**WRITTEN INSTRUCTION**
Your task is to transcribe the records exactly, skipping every image.

**SUPPLIED MATERIAL**
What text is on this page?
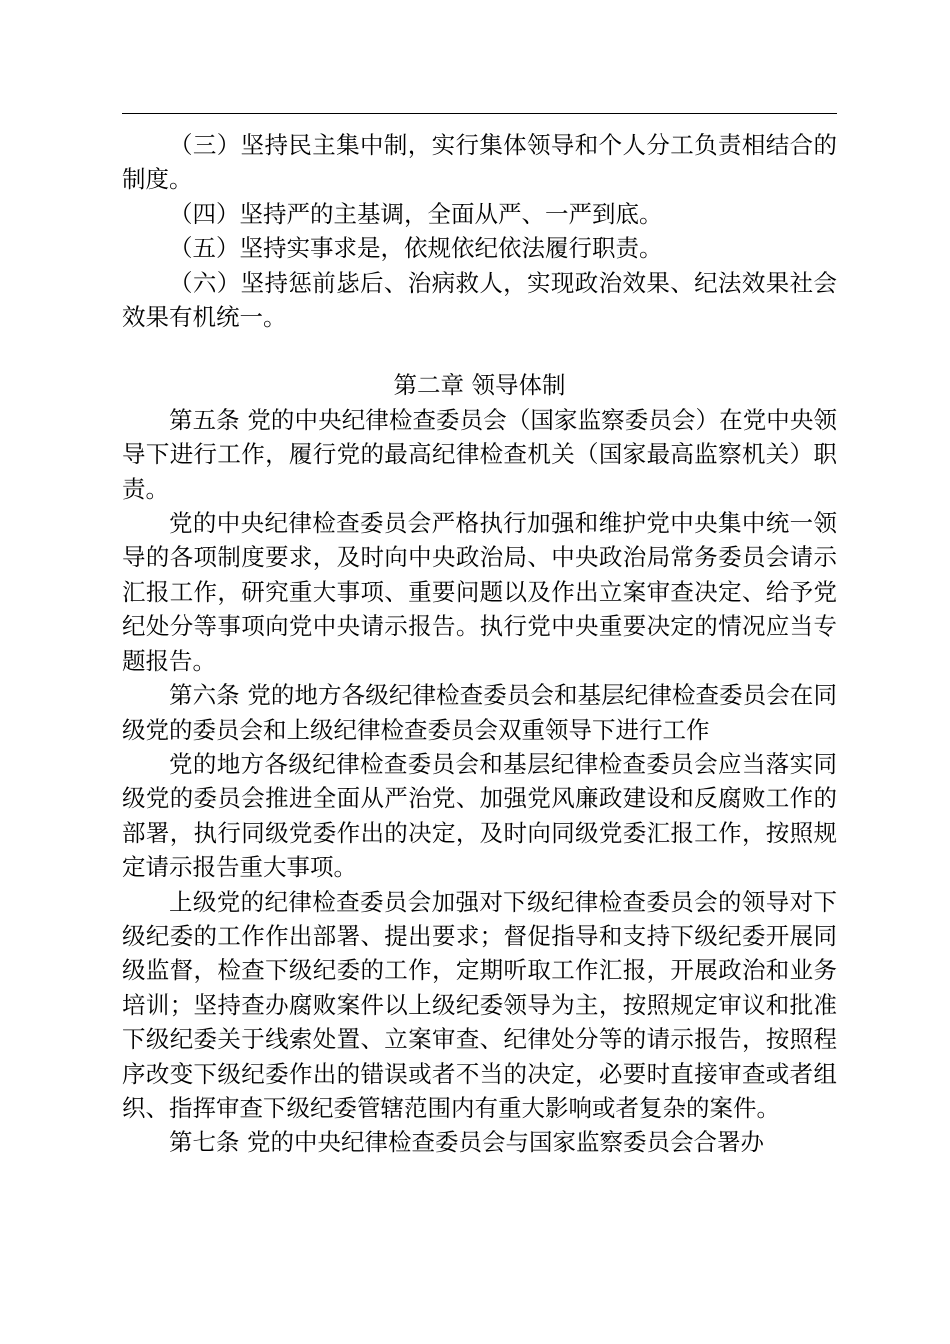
（三）坚持民主集中制，实行集体领导和个人分工负责相结合的制度。

（四）坚持严的主基调，全面从严、一严到底。

（五）坚持实事求是，依规依纪依法履行职责。

（六）坚持惩前毖后、治病救人，实现政治效果、纪法效果社会效果有机统一。

第二章 领导体制

第五条 党的中央纪律检查委员会（国家监察委员会）在党中央领导下进行工作，履行党的最高纪律检查机关（国家最高监察机关）职责。

党的中央纪律检查委员会严格执行加强和维护党中央集中统一领导的各项制度要求，及时向中央政治局、中央政治局常务委员会请示汇报工作，研究重大事项、重要问题以及作出立案审查决定、给予党纪处分等事项向党中央请示报告。执行党中央重要决定的情况应当专题报告。

第六条 党的地方各级纪律检查委员会和基层纪律检查委员会在同级党的委员会和上级纪律检查委员会双重领导下进行工作

党的地方各级纪律检查委员会和基层纪律检查委员会应当落实同级党的委员会推进全面从严治党、加强党风廉政建设和反腐败工作的部署，执行同级党委作出的决定，及时向同级党委汇报工作，按照规定请示报告重大事项。

上级党的纪律检查委员会加强对下级纪律检查委员会的领导对下级纪委的工作作出部署、提出要求；督促指导和支持下级纪委开展同级监督，检查下级纪委的工作，定期听取工作汇报，开展政治和业务培训；坚持查办腐败案件以上级纪委领导为主，按照规定审议和批准下级纪委关于线索处置、立案审查、纪律处分等的请示报告，按照程序改变下级纪委作出的错误或者不当的决定，必要时直接审查或者组织、指挥审查下级纪委管辖范围内有重大影响或者复杂的案件。

第七条 党的中央纪律检查委员会与国家监察委员会合署办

**EXERCISE ANSWER**
What text is on this page?
（三）坚持民主集中制，实行集体领导和个人分工负责相结合的制度。

（四）坚持严的主基调，全面从严、一严到底。

（五）坚持实事求是，依规依纪依法履行职责。

（六）坚持惩前毖后、治病救人，实现政治效果、纪法效果社会效果有机统一。

第二章 领导体制

第五条 党的中央纪律检查委员会（国家监察委员会）在党中央领导下进行工作，履行党的最高纪律检查机关（国家最高监察机关）职责。

党的中央纪律检查委员会严格执行加强和维护党中央集中统一领导的各项制度要求，及时向中央政治局、中央政治局常务委员会请示汇报工作，研究重大事项、重要问题以及作出立案审查决定、给予党纪处分等事项向党中央请示报告。执行党中央重要决定的情况应当专题报告。

第六条 党的地方各级纪律检查委员会和基层纪律检查委员会在同级党的委员会和上级纪律检查委员会双重领导下进行工作

党的地方各级纪律检查委员会和基层纪律检查委员会应当落实同级党的委员会推进全面从严治党、加强党风廉政建设和反腐败工作的部署，执行同级党委作出的决定，及时向同级党委汇报工作，按照规定请示报告重大事项。

上级党的纪律检查委员会加强对下级纪律检查委员会的领导对下级纪委的工作作出部署、提出要求；督促指导和支持下级纪委开展同级监督，检查下级纪委的工作，定期听取工作汇报，开展政治和业务培训；坚持查办腐败案件以上级纪委领导为主，按照规定审议和批准下级纪委关于线索处置、立案审查、纪律处分等的请示报告，按照程序改变下级纪委作出的错误或者不当的决定，必要时直接审查或者组织、指挥审查下级纪委管辖范围内有重大影响或者复杂的案件。

第七条 党的中央纪律检查委员会与国家监察委员会合署办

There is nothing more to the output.